Task to complete: Leave every picture out and write out the records below exactly.

Dataset records:
** START **
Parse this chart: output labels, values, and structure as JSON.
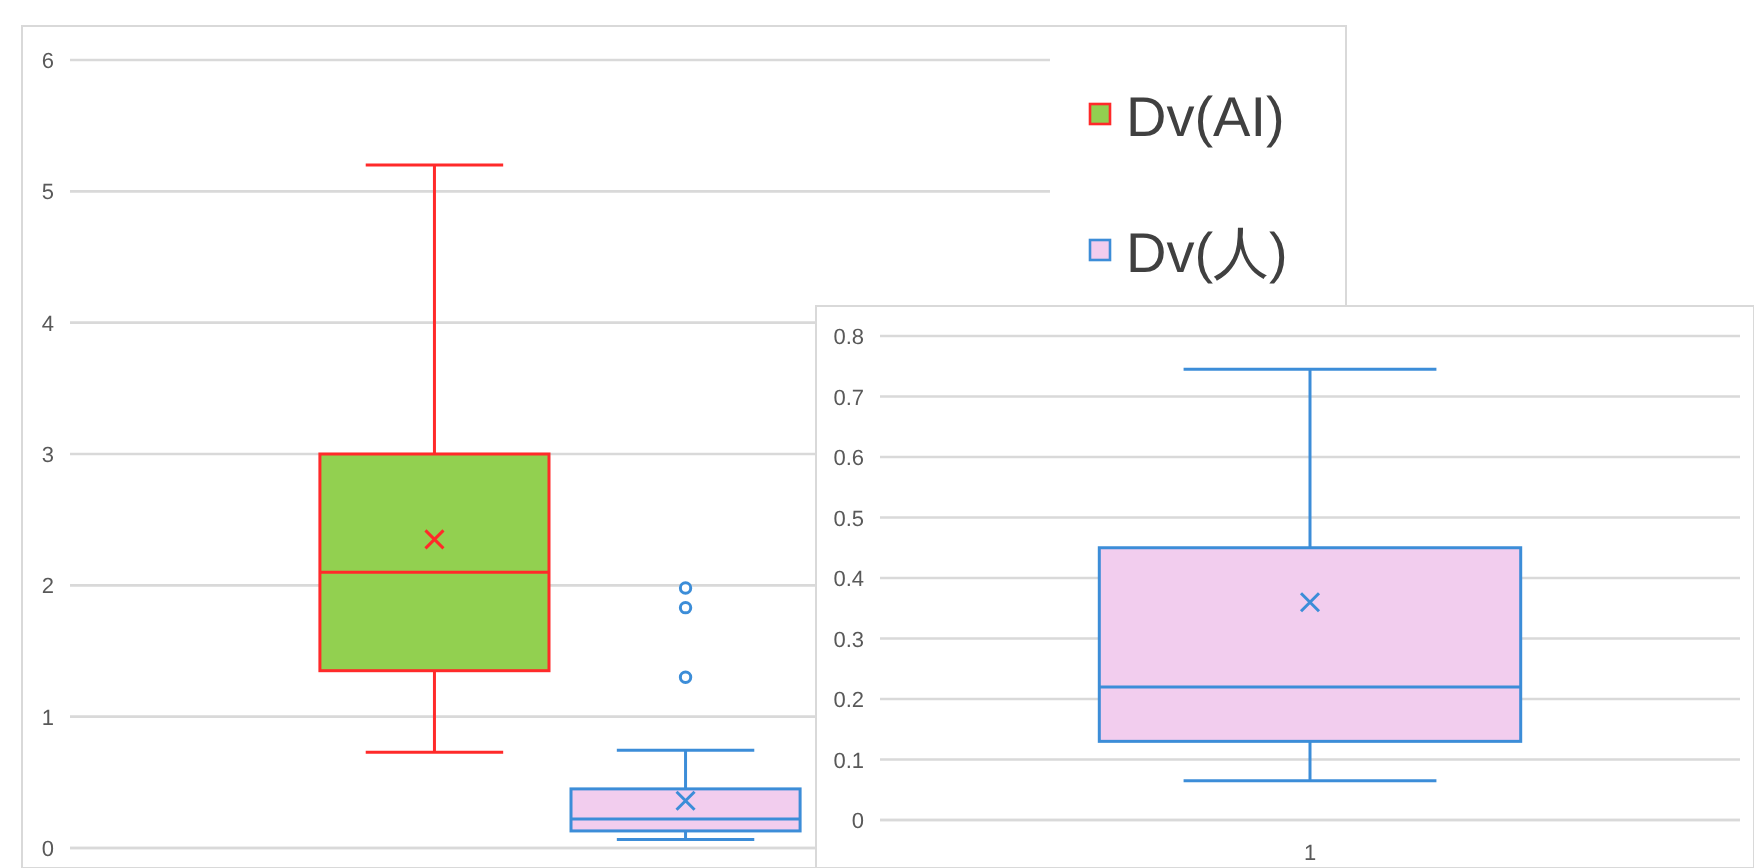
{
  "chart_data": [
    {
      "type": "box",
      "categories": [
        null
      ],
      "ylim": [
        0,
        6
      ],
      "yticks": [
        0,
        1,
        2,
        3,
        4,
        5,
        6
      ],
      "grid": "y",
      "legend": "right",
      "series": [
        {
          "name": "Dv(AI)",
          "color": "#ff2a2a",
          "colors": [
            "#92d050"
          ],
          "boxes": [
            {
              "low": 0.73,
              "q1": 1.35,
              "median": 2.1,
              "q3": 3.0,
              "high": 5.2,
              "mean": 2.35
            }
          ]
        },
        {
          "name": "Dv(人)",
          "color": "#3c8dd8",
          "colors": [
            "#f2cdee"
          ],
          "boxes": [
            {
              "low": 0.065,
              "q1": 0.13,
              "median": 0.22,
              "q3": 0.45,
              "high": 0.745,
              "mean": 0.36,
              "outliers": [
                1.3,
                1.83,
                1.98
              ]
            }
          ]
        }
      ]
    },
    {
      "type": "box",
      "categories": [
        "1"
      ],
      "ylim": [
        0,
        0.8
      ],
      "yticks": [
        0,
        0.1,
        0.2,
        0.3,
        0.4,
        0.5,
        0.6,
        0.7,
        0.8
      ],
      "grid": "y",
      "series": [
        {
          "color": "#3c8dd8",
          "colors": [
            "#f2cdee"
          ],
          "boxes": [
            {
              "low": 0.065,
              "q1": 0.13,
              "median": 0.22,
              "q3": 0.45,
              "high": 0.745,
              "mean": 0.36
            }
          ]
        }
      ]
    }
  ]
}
** END **
Exercise output:
Parse this chart: output labels, values, and structure as JSON.
{
  "chart_data": [
    {
      "type": "box",
      "categories": [
        null
      ],
      "ylim": [
        0,
        6
      ],
      "yticks": [
        0,
        1,
        2,
        3,
        4,
        5,
        6
      ],
      "grid": "y",
      "legend": "right",
      "series": [
        {
          "name": "Dv(AI)",
          "color": "#ff2a2a",
          "colors": [
            "#92d050"
          ],
          "boxes": [
            {
              "low": 0.73,
              "q1": 1.35,
              "median": 2.1,
              "q3": 3.0,
              "high": 5.2,
              "mean": 2.35
            }
          ]
        },
        {
          "name": "Dv(人)",
          "color": "#3c8dd8",
          "colors": [
            "#f2cdee"
          ],
          "boxes": [
            {
              "low": 0.065,
              "q1": 0.13,
              "median": 0.22,
              "q3": 0.45,
              "high": 0.745,
              "mean": 0.36,
              "outliers": [
                1.3,
                1.83,
                1.98
              ]
            }
          ]
        }
      ]
    },
    {
      "type": "box",
      "categories": [
        "1"
      ],
      "ylim": [
        0,
        0.8
      ],
      "yticks": [
        0,
        0.1,
        0.2,
        0.3,
        0.4,
        0.5,
        0.6,
        0.7,
        0.8
      ],
      "grid": "y",
      "series": [
        {
          "color": "#3c8dd8",
          "colors": [
            "#f2cdee"
          ],
          "boxes": [
            {
              "low": 0.065,
              "q1": 0.13,
              "median": 0.22,
              "q3": 0.45,
              "high": 0.745,
              "mean": 0.36
            }
          ]
        }
      ]
    }
  ]
}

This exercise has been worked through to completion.